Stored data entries
-=-=-=-=-
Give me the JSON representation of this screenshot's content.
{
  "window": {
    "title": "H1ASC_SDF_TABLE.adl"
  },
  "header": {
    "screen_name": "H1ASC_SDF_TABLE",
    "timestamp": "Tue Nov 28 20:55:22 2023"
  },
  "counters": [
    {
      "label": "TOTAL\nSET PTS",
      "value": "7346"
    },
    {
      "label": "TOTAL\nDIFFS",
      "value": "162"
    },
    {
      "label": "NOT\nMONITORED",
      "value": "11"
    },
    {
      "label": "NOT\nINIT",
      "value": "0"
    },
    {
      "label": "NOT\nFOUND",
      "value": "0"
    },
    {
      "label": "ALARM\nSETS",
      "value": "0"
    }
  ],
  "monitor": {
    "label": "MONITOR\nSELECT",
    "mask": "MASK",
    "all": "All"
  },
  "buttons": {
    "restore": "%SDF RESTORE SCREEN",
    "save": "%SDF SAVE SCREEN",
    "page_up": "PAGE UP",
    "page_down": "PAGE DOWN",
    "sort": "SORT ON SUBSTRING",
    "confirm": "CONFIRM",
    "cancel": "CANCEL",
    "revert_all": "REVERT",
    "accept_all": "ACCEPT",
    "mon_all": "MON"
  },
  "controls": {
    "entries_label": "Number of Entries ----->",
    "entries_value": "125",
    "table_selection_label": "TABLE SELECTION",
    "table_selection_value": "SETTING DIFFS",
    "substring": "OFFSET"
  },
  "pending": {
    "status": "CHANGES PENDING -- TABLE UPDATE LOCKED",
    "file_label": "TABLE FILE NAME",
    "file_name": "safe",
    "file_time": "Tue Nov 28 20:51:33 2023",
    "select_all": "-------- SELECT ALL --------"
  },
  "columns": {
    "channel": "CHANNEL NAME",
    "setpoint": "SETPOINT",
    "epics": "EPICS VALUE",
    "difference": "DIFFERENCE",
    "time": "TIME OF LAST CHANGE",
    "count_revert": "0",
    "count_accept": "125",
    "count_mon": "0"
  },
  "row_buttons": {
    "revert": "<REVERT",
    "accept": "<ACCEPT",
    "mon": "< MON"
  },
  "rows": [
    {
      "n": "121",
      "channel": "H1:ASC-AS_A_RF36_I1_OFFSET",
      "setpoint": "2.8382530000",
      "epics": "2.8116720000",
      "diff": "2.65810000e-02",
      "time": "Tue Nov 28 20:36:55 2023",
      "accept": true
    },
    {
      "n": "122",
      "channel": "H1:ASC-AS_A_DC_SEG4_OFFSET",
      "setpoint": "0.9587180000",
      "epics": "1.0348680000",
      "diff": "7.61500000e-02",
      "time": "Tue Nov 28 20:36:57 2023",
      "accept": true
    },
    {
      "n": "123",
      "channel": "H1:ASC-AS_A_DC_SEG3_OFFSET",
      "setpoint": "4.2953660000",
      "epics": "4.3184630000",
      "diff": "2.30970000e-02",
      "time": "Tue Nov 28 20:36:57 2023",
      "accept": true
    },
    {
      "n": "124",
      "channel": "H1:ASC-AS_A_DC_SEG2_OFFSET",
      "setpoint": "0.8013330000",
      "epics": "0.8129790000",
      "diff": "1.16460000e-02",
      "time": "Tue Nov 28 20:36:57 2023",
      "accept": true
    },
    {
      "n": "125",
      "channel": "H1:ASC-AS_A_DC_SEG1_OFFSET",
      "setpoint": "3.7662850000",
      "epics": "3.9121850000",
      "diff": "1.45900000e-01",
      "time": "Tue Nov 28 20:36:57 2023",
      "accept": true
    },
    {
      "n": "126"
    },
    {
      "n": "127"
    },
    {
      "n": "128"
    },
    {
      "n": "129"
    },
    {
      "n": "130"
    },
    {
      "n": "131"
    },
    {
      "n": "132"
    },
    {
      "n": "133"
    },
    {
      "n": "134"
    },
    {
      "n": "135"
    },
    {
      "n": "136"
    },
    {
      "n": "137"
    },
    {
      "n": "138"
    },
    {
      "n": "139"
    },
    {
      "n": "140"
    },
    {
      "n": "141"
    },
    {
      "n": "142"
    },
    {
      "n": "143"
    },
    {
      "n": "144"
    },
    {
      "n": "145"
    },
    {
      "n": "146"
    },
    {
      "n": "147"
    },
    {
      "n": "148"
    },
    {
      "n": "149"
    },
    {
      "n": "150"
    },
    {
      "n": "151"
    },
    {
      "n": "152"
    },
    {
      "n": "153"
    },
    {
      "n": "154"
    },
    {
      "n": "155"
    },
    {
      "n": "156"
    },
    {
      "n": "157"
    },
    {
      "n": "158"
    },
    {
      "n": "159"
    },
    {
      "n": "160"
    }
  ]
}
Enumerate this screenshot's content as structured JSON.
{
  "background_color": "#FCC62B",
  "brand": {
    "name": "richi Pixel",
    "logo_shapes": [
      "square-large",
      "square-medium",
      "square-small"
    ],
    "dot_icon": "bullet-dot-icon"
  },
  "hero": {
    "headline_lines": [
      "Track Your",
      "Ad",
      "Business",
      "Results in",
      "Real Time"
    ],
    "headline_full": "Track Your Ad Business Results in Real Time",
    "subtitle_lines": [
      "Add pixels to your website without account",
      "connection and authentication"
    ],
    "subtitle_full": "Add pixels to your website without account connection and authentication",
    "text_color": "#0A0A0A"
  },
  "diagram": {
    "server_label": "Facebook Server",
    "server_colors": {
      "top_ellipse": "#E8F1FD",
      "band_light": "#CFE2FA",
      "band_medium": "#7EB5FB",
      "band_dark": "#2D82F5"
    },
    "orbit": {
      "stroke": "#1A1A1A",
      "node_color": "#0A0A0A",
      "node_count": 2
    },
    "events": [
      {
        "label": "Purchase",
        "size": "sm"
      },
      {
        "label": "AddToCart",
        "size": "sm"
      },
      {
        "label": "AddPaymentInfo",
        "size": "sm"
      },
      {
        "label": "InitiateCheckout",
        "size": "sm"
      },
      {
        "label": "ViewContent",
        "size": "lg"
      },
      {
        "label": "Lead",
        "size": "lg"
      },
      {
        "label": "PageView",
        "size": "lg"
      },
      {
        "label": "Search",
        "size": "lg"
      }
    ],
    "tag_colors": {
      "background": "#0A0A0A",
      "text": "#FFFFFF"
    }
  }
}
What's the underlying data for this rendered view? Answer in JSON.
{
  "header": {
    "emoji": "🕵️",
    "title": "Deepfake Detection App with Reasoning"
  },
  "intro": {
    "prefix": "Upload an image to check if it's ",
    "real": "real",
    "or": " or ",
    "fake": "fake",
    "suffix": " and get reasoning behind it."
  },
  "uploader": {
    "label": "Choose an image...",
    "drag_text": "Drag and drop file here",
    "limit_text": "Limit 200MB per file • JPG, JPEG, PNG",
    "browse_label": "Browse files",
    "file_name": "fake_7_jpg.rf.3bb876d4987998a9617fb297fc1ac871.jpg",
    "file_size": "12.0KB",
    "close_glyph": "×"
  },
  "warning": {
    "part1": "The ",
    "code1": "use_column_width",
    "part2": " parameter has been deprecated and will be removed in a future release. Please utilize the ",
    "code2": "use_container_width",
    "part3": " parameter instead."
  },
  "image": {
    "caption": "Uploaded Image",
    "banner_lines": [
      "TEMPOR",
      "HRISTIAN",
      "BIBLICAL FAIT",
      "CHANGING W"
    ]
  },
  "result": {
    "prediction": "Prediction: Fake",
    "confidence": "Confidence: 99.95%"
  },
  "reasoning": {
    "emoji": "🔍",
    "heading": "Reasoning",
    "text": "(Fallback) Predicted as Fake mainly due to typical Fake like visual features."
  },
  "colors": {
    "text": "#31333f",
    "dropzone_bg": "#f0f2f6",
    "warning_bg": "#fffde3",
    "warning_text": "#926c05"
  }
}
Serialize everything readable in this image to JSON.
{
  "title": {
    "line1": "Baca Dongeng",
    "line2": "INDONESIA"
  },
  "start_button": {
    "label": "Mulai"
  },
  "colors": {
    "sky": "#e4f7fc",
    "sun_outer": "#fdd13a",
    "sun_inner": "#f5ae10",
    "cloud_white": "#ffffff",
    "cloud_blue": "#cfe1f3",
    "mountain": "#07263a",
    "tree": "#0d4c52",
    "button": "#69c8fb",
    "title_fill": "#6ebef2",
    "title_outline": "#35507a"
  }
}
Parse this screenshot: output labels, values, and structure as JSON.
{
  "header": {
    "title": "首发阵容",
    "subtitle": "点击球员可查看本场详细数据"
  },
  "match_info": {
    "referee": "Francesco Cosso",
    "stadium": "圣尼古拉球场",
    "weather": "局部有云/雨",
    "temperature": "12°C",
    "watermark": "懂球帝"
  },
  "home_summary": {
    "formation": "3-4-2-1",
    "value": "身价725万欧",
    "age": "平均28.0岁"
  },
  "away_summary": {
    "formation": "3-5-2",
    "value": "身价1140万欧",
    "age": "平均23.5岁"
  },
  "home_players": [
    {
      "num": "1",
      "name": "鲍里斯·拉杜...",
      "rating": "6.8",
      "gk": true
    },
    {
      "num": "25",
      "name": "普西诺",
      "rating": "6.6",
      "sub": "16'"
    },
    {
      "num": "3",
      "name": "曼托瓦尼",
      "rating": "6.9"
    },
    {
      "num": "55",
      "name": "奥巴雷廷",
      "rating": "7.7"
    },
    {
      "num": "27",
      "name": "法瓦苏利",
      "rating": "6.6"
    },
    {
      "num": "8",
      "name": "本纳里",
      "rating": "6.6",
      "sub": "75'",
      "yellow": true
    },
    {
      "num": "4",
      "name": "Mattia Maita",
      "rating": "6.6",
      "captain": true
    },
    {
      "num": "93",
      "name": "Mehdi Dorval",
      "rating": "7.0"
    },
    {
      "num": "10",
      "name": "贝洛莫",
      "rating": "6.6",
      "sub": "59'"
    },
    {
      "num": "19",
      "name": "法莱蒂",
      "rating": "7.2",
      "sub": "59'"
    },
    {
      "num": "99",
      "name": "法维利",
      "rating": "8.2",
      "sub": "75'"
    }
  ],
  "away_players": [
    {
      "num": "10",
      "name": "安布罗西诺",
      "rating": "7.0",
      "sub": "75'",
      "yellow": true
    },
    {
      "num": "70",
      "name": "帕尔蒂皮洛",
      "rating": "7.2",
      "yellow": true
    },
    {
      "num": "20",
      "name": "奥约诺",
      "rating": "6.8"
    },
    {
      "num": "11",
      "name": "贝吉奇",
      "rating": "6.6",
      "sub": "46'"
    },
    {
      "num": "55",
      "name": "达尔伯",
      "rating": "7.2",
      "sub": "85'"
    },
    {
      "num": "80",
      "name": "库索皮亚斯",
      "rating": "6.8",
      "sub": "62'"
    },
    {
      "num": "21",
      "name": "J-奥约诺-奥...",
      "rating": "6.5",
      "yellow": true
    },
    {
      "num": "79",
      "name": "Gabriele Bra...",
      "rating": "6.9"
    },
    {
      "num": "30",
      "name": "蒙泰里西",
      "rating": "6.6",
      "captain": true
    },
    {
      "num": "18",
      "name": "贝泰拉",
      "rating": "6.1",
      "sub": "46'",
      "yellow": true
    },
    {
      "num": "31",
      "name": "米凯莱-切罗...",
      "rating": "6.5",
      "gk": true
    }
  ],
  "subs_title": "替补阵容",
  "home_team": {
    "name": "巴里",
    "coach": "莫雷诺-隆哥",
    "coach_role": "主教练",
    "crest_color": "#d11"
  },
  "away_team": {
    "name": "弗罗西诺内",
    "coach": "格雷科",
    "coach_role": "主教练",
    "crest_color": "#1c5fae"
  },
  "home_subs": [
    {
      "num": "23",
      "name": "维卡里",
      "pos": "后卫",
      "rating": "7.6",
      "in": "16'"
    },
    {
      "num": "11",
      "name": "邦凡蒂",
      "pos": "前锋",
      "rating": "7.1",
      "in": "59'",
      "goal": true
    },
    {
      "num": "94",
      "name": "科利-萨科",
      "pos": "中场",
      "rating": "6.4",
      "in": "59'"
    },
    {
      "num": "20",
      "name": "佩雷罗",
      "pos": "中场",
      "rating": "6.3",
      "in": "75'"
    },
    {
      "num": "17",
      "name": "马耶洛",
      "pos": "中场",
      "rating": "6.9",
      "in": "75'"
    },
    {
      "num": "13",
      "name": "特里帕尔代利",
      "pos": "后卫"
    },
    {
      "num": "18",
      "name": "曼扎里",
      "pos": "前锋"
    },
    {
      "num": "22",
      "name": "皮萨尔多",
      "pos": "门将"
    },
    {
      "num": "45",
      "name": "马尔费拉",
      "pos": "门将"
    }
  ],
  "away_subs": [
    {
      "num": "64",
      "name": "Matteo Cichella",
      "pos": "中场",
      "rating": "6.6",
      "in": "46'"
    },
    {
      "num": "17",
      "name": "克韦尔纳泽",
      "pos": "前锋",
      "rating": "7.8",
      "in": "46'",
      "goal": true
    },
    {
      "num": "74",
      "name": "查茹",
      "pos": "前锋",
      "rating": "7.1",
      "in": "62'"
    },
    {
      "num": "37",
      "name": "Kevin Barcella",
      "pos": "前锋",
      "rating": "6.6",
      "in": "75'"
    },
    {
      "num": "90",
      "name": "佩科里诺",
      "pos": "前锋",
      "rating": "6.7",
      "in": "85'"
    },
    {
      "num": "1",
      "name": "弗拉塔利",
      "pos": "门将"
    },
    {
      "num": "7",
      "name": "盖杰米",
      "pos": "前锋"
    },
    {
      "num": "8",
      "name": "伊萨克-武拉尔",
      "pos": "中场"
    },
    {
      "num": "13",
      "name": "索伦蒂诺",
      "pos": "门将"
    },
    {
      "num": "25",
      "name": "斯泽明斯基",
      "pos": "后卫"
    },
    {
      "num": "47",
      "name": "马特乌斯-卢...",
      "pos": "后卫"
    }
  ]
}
-=-=-=-=-
> [THE TASK] Pick out every line holding the string "without" and return it.

> [RESPONSE TO THIS TASK]
      "Add pixels to your website without account",
    "subtitle_full": "Add pixels to your website without account connection and authentication",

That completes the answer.